Records:
(begin)

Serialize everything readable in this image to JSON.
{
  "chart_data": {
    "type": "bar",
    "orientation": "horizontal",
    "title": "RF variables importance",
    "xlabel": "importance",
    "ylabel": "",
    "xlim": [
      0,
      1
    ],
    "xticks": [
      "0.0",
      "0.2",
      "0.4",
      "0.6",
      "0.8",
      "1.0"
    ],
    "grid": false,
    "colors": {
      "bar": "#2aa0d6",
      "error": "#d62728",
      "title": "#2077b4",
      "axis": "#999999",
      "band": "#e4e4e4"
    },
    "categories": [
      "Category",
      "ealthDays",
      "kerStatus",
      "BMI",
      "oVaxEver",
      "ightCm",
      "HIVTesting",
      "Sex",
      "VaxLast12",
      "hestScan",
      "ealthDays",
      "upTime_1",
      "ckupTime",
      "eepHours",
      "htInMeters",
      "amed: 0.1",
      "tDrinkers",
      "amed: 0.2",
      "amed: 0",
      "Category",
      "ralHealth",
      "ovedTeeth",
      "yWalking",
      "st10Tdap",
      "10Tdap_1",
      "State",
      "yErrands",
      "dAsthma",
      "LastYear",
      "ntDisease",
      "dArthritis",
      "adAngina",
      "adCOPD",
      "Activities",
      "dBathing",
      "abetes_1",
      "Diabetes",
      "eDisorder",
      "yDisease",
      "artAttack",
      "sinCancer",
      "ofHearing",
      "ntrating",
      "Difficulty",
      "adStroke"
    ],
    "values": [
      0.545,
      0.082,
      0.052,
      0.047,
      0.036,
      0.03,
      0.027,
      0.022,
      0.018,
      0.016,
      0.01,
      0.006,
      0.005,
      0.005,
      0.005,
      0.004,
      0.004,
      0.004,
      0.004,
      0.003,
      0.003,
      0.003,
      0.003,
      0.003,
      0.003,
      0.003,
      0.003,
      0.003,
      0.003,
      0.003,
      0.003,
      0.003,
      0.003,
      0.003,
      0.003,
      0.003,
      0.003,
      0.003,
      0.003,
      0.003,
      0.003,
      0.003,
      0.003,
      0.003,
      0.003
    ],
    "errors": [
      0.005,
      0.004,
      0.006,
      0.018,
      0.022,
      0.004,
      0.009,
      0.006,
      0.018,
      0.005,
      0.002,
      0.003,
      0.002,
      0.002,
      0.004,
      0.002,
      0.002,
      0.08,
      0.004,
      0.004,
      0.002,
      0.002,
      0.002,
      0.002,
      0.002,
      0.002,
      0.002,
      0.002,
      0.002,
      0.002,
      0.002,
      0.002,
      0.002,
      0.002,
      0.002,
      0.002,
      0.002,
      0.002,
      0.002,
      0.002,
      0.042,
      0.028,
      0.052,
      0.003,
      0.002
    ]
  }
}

(end)

--- Written task ---
Please give back all of the records exactly as written.

--- Finished task ---
Serialize everything readable in this image to JSON.
{
  "chart_data": {
    "type": "bar",
    "orientation": "horizontal",
    "title": "RF variables importance",
    "xlabel": "importance",
    "ylabel": "",
    "xlim": [
      0,
      1
    ],
    "xticks": [
      "0.0",
      "0.2",
      "0.4",
      "0.6",
      "0.8",
      "1.0"
    ],
    "grid": false,
    "colors": {
      "bar": "#2aa0d6",
      "error": "#d62728",
      "title": "#2077b4",
      "axis": "#999999",
      "band": "#e4e4e4"
    },
    "categories": [
      "Category",
      "ealthDays",
      "kerStatus",
      "BMI",
      "oVaxEver",
      "ightCm",
      "HIVTesting",
      "Sex",
      "VaxLast12",
      "hestScan",
      "ealthDays",
      "upTime_1",
      "ckupTime",
      "eepHours",
      "htInMeters",
      "amed: 0.1",
      "tDrinkers",
      "amed: 0.2",
      "amed: 0",
      "Category",
      "ralHealth",
      "ovedTeeth",
      "yWalking",
      "st10Tdap",
      "10Tdap_1",
      "State",
      "yErrands",
      "dAsthma",
      "LastYear",
      "ntDisease",
      "dArthritis",
      "adAngina",
      "adCOPD",
      "Activities",
      "dBathing",
      "abetes_1",
      "Diabetes",
      "eDisorder",
      "yDisease",
      "artAttack",
      "sinCancer",
      "ofHearing",
      "ntrating",
      "Difficulty",
      "adStroke"
    ],
    "values": [
      0.545,
      0.082,
      0.052,
      0.047,
      0.036,
      0.03,
      0.027,
      0.022,
      0.018,
      0.016,
      0.01,
      0.006,
      0.005,
      0.005,
      0.005,
      0.004,
      0.004,
      0.004,
      0.004,
      0.003,
      0.003,
      0.003,
      0.003,
      0.003,
      0.003,
      0.003,
      0.003,
      0.003,
      0.003,
      0.003,
      0.003,
      0.003,
      0.003,
      0.003,
      0.003,
      0.003,
      0.003,
      0.003,
      0.003,
      0.003,
      0.003,
      0.003,
      0.003,
      0.003,
      0.003
    ],
    "errors": [
      0.005,
      0.004,
      0.006,
      0.018,
      0.022,
      0.004,
      0.009,
      0.006,
      0.018,
      0.005,
      0.002,
      0.003,
      0.002,
      0.002,
      0.004,
      0.002,
      0.002,
      0.08,
      0.004,
      0.004,
      0.002,
      0.002,
      0.002,
      0.002,
      0.002,
      0.002,
      0.002,
      0.002,
      0.002,
      0.002,
      0.002,
      0.002,
      0.002,
      0.002,
      0.002,
      0.002,
      0.002,
      0.002,
      0.002,
      0.002,
      0.042,
      0.028,
      0.052,
      0.003,
      0.002
    ]
  }
}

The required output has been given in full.